**Given exercise:** Please copy out every one of the records below, line for line, without changing a word.

┌──

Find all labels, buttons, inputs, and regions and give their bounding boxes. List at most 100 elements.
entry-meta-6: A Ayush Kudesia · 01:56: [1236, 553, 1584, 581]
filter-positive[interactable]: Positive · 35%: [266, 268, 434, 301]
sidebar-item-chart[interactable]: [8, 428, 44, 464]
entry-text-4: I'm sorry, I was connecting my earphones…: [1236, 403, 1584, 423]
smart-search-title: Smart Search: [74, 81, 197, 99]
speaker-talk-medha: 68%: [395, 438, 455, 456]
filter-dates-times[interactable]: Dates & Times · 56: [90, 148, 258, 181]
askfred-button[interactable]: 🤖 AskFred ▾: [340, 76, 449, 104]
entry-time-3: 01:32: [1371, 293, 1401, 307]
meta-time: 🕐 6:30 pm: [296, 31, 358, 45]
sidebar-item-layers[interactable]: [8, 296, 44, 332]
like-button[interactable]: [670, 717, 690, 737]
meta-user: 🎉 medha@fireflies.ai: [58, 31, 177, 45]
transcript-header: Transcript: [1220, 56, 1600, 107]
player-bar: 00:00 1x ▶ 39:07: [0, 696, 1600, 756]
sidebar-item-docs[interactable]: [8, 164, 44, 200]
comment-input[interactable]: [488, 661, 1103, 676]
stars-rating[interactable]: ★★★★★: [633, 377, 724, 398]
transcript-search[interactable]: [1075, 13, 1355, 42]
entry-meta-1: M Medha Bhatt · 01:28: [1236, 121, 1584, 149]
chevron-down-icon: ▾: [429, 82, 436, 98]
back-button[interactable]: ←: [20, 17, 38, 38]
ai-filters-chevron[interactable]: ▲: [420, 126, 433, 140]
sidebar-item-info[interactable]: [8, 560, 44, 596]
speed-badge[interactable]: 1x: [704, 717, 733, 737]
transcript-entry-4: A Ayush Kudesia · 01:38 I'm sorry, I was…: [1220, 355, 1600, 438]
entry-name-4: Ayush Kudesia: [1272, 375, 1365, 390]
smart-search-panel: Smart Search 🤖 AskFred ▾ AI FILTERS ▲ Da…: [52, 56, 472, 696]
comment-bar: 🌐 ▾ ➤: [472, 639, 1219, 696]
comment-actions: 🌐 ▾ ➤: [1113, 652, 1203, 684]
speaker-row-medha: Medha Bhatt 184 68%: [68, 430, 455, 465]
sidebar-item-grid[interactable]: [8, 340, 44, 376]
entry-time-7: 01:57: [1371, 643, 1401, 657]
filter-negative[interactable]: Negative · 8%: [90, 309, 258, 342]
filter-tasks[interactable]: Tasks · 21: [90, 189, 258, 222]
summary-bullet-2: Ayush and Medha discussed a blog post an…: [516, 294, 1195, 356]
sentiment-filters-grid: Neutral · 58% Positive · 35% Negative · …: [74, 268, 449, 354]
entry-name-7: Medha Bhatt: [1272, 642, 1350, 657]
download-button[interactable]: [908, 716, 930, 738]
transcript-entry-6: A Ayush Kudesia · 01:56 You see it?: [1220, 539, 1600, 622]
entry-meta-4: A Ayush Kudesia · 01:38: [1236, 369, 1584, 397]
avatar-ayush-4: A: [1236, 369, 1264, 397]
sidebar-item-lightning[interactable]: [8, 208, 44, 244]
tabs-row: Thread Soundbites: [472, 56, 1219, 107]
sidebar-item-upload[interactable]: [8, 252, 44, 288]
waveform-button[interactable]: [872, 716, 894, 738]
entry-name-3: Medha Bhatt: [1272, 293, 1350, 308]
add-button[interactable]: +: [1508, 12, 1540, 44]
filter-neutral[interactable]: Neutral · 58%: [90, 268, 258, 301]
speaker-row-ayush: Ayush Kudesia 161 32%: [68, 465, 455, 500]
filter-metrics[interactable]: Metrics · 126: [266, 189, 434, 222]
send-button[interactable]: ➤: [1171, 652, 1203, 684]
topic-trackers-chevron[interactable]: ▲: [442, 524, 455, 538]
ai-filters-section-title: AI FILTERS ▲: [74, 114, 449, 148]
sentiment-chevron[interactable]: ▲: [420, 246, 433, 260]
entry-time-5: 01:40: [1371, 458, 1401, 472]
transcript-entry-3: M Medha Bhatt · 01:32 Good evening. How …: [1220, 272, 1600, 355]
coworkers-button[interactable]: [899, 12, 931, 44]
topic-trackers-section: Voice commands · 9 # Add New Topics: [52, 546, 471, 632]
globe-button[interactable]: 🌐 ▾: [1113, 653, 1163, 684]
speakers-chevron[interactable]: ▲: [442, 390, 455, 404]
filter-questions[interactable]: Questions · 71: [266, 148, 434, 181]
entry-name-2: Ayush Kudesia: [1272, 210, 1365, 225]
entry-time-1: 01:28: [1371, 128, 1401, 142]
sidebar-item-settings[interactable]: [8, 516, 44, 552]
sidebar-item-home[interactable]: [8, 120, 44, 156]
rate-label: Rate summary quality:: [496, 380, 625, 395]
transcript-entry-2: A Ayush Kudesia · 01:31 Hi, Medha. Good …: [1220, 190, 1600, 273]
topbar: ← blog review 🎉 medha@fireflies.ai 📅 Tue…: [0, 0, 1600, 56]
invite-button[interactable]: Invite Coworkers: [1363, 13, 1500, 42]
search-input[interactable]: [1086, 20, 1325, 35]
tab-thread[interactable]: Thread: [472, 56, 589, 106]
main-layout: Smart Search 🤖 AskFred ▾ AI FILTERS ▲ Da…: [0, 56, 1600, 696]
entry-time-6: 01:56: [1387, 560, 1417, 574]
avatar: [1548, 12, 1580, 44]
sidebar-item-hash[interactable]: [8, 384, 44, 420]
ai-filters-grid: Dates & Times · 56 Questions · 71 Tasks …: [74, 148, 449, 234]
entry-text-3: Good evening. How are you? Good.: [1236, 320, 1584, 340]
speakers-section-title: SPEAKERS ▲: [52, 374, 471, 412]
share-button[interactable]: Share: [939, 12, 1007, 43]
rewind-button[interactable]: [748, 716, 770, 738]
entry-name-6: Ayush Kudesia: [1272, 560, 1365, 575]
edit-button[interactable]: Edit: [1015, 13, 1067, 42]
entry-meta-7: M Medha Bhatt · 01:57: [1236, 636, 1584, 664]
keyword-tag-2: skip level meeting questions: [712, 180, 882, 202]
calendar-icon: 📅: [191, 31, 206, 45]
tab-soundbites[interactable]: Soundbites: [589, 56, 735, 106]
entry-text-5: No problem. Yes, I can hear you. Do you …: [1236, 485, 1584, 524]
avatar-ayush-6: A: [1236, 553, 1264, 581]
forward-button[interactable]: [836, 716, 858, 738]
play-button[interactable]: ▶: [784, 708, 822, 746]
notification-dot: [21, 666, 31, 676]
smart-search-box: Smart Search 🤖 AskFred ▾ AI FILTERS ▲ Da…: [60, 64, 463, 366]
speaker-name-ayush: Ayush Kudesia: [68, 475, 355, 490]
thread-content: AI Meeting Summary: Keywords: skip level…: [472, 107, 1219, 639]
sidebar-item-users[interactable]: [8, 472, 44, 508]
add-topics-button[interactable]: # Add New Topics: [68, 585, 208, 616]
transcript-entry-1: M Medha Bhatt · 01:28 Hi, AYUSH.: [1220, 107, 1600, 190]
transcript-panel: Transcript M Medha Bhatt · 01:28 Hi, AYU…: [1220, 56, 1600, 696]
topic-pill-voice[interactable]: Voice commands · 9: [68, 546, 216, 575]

└──

**Exercise solution:**
Find all labels, buttons, inputs, and regions and give their bounding boxes. List at most 100 elements.
entry-meta-6: A Ayush Kudesia · 01:56: [1236, 553, 1584, 581]
filter-positive[interactable]: Positive · 35%: [266, 268, 434, 301]
sidebar-item-chart[interactable]: [8, 428, 44, 464]
entry-text-4: I'm sorry, I was connecting my earphones…: [1236, 403, 1584, 423]
smart-search-title: Smart Search: [74, 81, 197, 99]
speaker-talk-medha: 68%: [395, 438, 455, 456]
filter-dates-times[interactable]: Dates & Times · 56: [90, 148, 258, 181]
askfred-button[interactable]: 🤖 AskFred ▾: [340, 76, 449, 104]
entry-time-3: 01:32: [1371, 293, 1401, 307]
meta-time: 🕐 6:30 pm: [296, 31, 358, 45]
sidebar-item-layers[interactable]: [8, 296, 44, 332]
like-button[interactable]: [670, 717, 690, 737]
meta-user: 🎉 medha@fireflies.ai: [58, 31, 177, 45]
transcript-header: Transcript: [1220, 56, 1600, 107]
player-bar: 00:00 1x ▶ 39:07: [0, 696, 1600, 756]
sidebar-item-docs[interactable]: [8, 164, 44, 200]
comment-input[interactable]: [488, 661, 1103, 676]
stars-rating[interactable]: ★★★★★: [633, 377, 724, 398]
transcript-search[interactable]: [1075, 13, 1355, 42]
entry-meta-1: M Medha Bhatt · 01:28: [1236, 121, 1584, 149]
chevron-down-icon: ▾: [429, 82, 436, 98]
back-button[interactable]: ←: [20, 17, 38, 38]
ai-filters-chevron[interactable]: ▲: [420, 126, 433, 140]
sidebar-item-info[interactable]: [8, 560, 44, 596]
speed-badge[interactable]: 1x: [704, 717, 733, 737]
transcript-entry-4: A Ayush Kudesia · 01:38 I'm sorry, I was…: [1220, 355, 1600, 438]
entry-name-4: Ayush Kudesia: [1272, 375, 1365, 390]
smart-search-panel: Smart Search 🤖 AskFred ▾ AI FILTERS ▲ Da…: [52, 56, 472, 696]
comment-bar: 🌐 ▾ ➤: [472, 639, 1219, 696]
comment-actions: 🌐 ▾ ➤: [1113, 652, 1203, 684]
speaker-row-medha: Medha Bhatt 184 68%: [68, 430, 455, 465]
sidebar-item-grid[interactable]: [8, 340, 44, 376]
entry-time-7: 01:57: [1371, 643, 1401, 657]
filter-negative[interactable]: Negative · 8%: [90, 309, 258, 342]
filter-tasks[interactable]: Tasks · 21: [90, 189, 258, 222]
summary-bullet-2: Ayush and Medha discussed a blog post an…: [516, 294, 1195, 356]
sentiment-filters-grid: Neutral · 58% Positive · 35% Negative · …: [74, 268, 449, 354]
entry-name-7: Medha Bhatt: [1272, 642, 1350, 657]
download-button[interactable]: [908, 716, 930, 738]
transcript-entry-6: A Ayush Kudesia · 01:56 You see it?: [1220, 539, 1600, 622]
entry-meta-4: A Ayush Kudesia · 01:38: [1236, 369, 1584, 397]
avatar-ayush-4: A: [1236, 369, 1264, 397]
sidebar-item-lightning[interactable]: [8, 208, 44, 244]
tabs-row: Thread Soundbites: [472, 56, 1219, 107]
sidebar-item-upload[interactable]: [8, 252, 44, 288]
waveform-button[interactable]: [872, 716, 894, 738]
entry-name-3: Medha Bhatt: [1272, 293, 1350, 308]
add-button[interactable]: +: [1508, 12, 1540, 44]
filter-neutral[interactable]: Neutral · 58%: [90, 268, 258, 301]
speaker-row-ayush: Ayush Kudesia 161 32%: [68, 465, 455, 500]
filter-metrics[interactable]: Metrics · 126: [266, 189, 434, 222]
send-button[interactable]: ➤: [1171, 652, 1203, 684]
topic-trackers-chevron[interactable]: ▲: [442, 524, 455, 538]
ai-filters-section-title: AI FILTERS ▲: [74, 114, 449, 148]
sentiment-chevron[interactable]: ▲: [420, 246, 433, 260]
entry-time-5: 01:40: [1371, 458, 1401, 472]
transcript-entry-3: M Medha Bhatt · 01:32 Good evening. How …: [1220, 272, 1600, 355]
coworkers-button[interactable]: [899, 12, 931, 44]
topic-trackers-section: Voice commands · 9 # Add New Topics: [52, 546, 471, 632]
globe-button[interactable]: 🌐 ▾: [1113, 653, 1163, 684]
speakers-chevron[interactable]: ▲: [442, 390, 455, 404]
filter-questions[interactable]: Questions · 71: [266, 148, 434, 181]
entry-name-2: Ayush Kudesia: [1272, 210, 1365, 225]
entry-time-1: 01:28: [1371, 128, 1401, 142]
sidebar-item-settings[interactable]: [8, 516, 44, 552]
sidebar-item-home[interactable]: [8, 120, 44, 156]
rate-label: Rate summary quality:: [496, 380, 625, 395]
transcript-entry-2: A Ayush Kudesia · 01:31 Hi, Medha. Good …: [1220, 190, 1600, 273]
topbar: ← blog review 🎉 medha@fireflies.ai 📅 Tue…: [0, 0, 1600, 56]
invite-button[interactable]: Invite Coworkers: [1363, 13, 1500, 42]
search-input[interactable]: [1086, 20, 1325, 35]
tab-thread[interactable]: Thread: [472, 56, 589, 106]
main-layout: Smart Search 🤖 AskFred ▾ AI FILTERS ▲ Da…: [0, 56, 1600, 696]
entry-time-6: 01:56: [1387, 560, 1417, 574]
avatar: [1548, 12, 1580, 44]
sidebar-item-hash[interactable]: [8, 384, 44, 420]
ai-filters-grid: Dates & Times · 56 Questions · 71 Tasks …: [74, 148, 449, 234]
entry-text-3: Good evening. How are you? Good.: [1236, 320, 1584, 340]
speakers-section-title: SPEAKERS ▲: [52, 374, 471, 412]
share-button[interactable]: Share: [939, 12, 1007, 43]
rewind-button[interactable]: [748, 716, 770, 738]
entry-name-6: Ayush Kudesia: [1272, 560, 1365, 575]
edit-button[interactable]: Edit: [1015, 13, 1067, 42]
entry-meta-7: M Medha Bhatt · 01:57: [1236, 636, 1584, 664]
keyword-tag-2: skip level meeting questions: [712, 180, 882, 202]
calendar-icon: 📅: [191, 31, 206, 45]
tab-soundbites[interactable]: Soundbites: [589, 56, 735, 106]
entry-text-5: No problem. Yes, I can hear you. Do you …: [1236, 485, 1584, 524]
avatar-ayush-6: A: [1236, 553, 1264, 581]
forward-button[interactable]: [836, 716, 858, 738]
play-button[interactable]: ▶: [784, 708, 822, 746]
notification-dot: [21, 666, 31, 676]
smart-search-box: Smart Search 🤖 AskFred ▾ AI FILTERS ▲ Da…: [60, 64, 463, 366]
speaker-name-ayush: Ayush Kudesia: [68, 475, 355, 490]
thread-content: AI Meeting Summary: Keywords: skip level…: [472, 107, 1219, 639]
sidebar-item-users[interactable]: [8, 472, 44, 508]
add-topics-button[interactable]: # Add New Topics: [68, 585, 208, 616]
transcript-entry-1: M Medha Bhatt · 01:28 Hi, AYUSH.: [1220, 107, 1600, 190]
transcript-panel: Transcript M Medha Bhatt · 01:28 Hi, AYU…: [1220, 56, 1600, 696]
topic-pill-voice[interactable]: Voice commands · 9: [68, 546, 216, 575]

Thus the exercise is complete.